**Exercise brief:**
Wherever a line holds the word "color", copy that line out.

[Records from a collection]
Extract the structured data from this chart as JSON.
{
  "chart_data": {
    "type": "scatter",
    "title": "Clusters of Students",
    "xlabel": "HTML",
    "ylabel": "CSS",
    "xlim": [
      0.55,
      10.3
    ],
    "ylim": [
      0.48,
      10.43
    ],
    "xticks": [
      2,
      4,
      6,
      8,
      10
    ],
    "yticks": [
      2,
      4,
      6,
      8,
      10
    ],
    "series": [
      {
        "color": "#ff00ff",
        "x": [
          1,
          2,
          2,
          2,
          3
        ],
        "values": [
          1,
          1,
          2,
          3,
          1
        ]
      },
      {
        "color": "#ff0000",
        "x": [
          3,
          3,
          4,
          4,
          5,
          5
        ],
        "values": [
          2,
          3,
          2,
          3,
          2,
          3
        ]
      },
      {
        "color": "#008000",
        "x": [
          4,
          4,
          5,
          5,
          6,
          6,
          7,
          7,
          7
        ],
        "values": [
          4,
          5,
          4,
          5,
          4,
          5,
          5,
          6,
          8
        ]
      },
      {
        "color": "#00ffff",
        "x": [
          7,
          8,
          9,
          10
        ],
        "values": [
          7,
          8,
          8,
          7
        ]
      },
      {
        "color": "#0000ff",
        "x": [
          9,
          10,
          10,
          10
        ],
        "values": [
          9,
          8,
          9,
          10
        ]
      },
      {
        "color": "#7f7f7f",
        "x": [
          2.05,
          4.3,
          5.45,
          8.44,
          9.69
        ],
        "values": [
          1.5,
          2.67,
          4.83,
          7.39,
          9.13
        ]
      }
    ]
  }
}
...
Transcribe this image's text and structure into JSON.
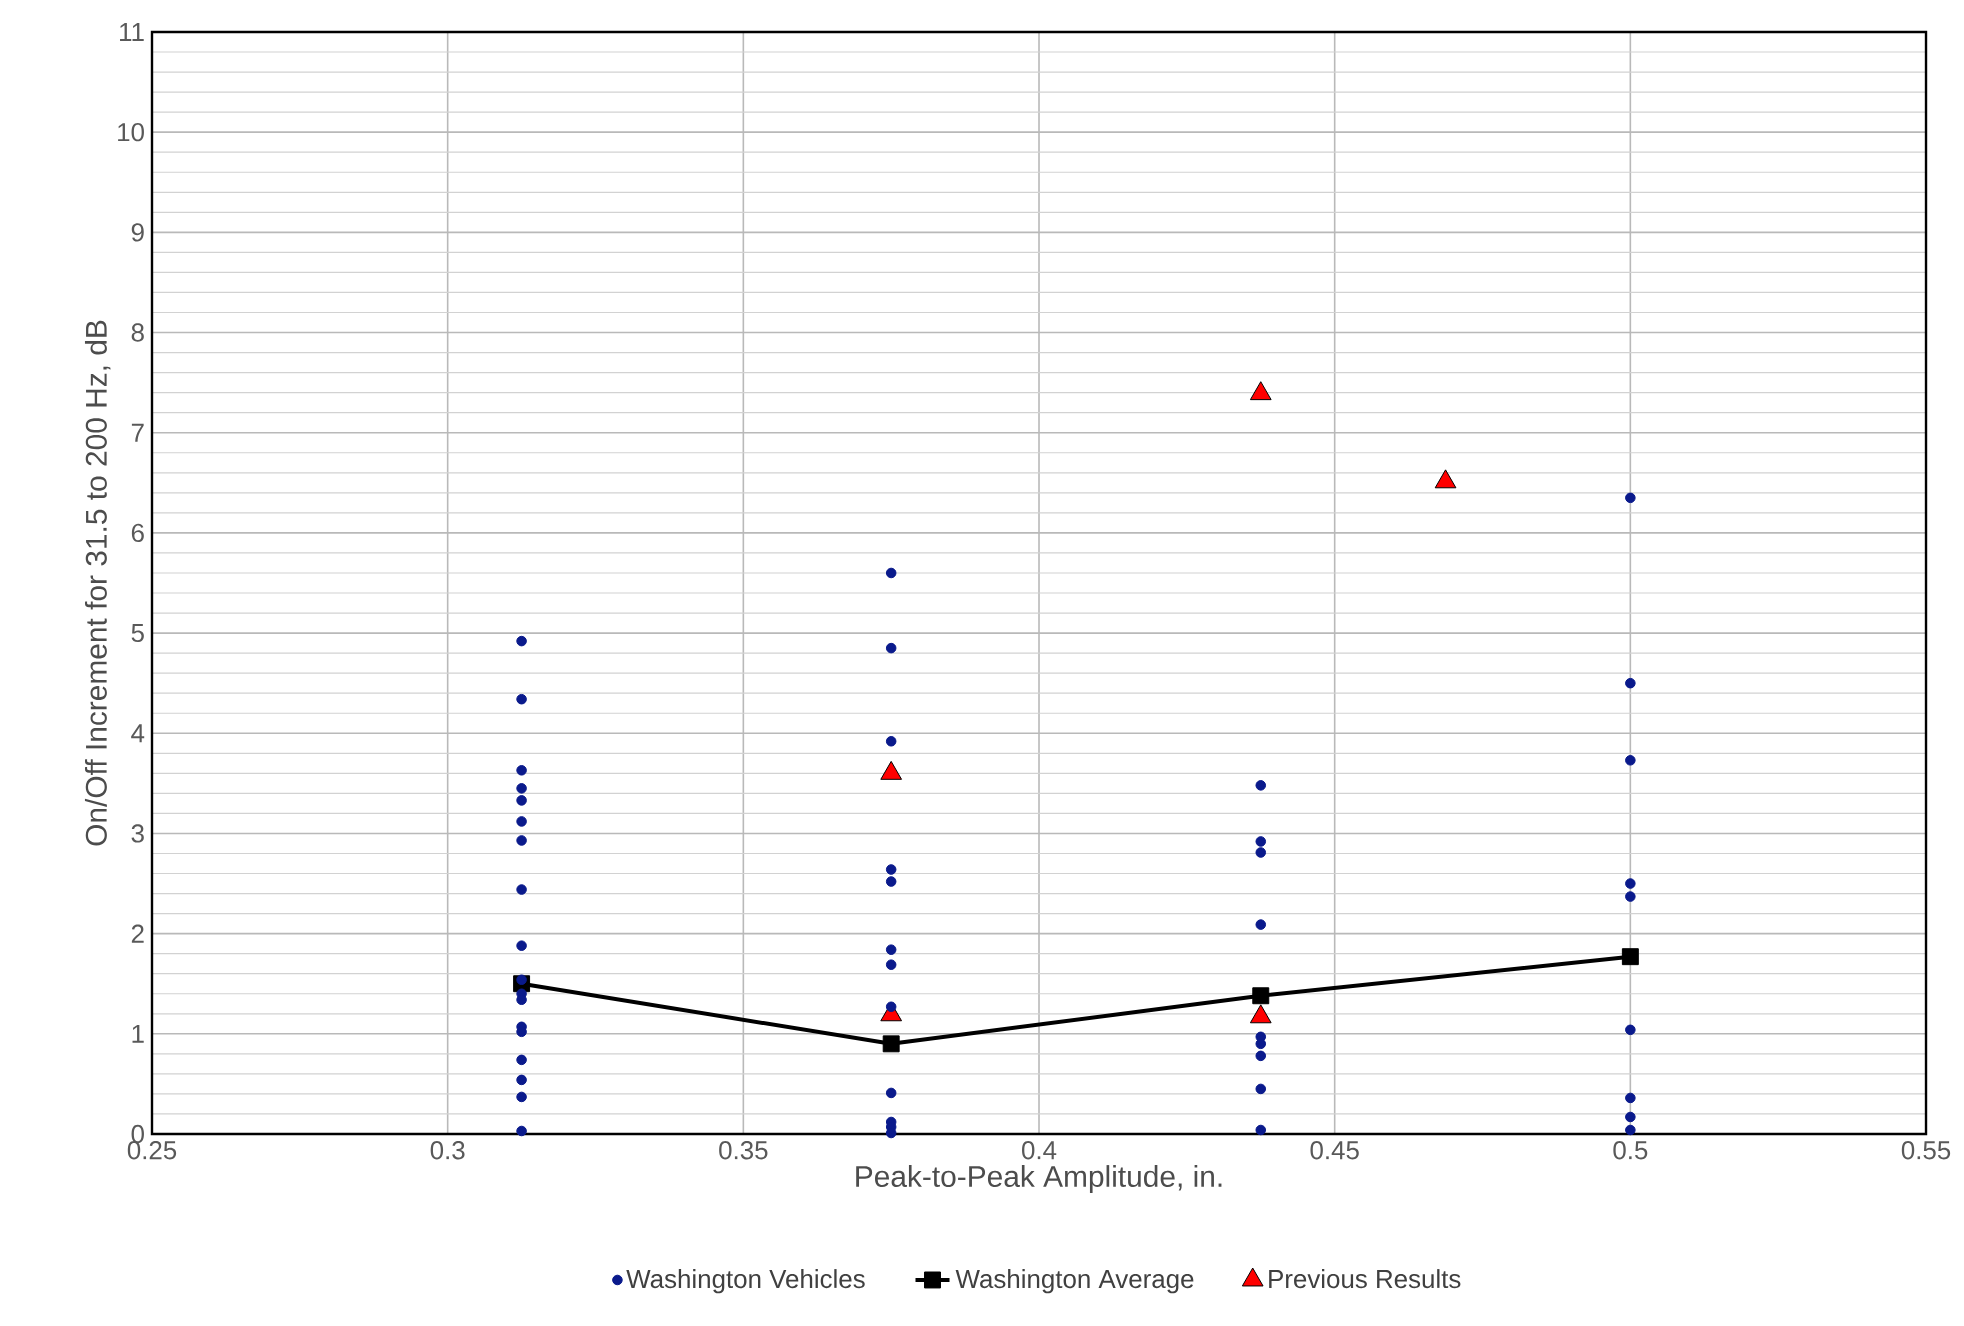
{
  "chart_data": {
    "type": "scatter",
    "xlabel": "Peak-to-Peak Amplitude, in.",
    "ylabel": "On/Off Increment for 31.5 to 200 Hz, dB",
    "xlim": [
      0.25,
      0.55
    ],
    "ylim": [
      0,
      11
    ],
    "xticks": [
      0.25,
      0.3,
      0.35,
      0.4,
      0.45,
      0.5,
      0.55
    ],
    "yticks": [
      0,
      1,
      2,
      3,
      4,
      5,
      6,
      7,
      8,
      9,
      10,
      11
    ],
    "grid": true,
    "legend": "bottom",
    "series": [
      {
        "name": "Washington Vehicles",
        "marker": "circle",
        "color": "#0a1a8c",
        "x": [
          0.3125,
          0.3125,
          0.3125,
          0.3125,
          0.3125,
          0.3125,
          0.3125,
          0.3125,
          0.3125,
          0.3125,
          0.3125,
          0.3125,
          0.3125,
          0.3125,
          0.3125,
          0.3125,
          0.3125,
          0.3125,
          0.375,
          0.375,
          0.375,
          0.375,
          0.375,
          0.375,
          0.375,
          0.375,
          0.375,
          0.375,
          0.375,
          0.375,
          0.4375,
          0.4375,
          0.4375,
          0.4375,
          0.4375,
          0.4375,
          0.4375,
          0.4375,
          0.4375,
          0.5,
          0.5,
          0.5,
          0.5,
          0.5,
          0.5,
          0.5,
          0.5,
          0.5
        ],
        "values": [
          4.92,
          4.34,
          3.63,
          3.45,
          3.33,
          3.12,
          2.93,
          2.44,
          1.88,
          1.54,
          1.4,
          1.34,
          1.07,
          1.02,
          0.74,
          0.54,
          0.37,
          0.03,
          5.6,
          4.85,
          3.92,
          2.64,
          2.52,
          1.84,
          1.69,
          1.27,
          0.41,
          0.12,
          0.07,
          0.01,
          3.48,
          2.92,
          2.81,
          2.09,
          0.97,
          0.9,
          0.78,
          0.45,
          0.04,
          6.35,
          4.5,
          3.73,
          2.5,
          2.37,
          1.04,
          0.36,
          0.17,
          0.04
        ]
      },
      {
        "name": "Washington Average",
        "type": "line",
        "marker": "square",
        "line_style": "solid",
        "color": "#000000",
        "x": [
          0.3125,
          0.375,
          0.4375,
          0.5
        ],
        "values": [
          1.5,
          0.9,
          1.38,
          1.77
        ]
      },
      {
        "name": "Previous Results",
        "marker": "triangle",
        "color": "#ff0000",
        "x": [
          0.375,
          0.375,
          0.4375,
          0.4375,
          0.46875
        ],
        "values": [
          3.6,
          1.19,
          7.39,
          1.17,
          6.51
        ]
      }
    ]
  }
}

**Task response:**
        "color": "#ff00ff",
        "color": "#ff0000",
        "color": "#008000",
        "color": "#00ffff",
        "color": "#0000ff",
        "color": "#7f7f7f",
        "color": "#0a1a8c",
        "color": "#000000",
        "color": "#ff0000",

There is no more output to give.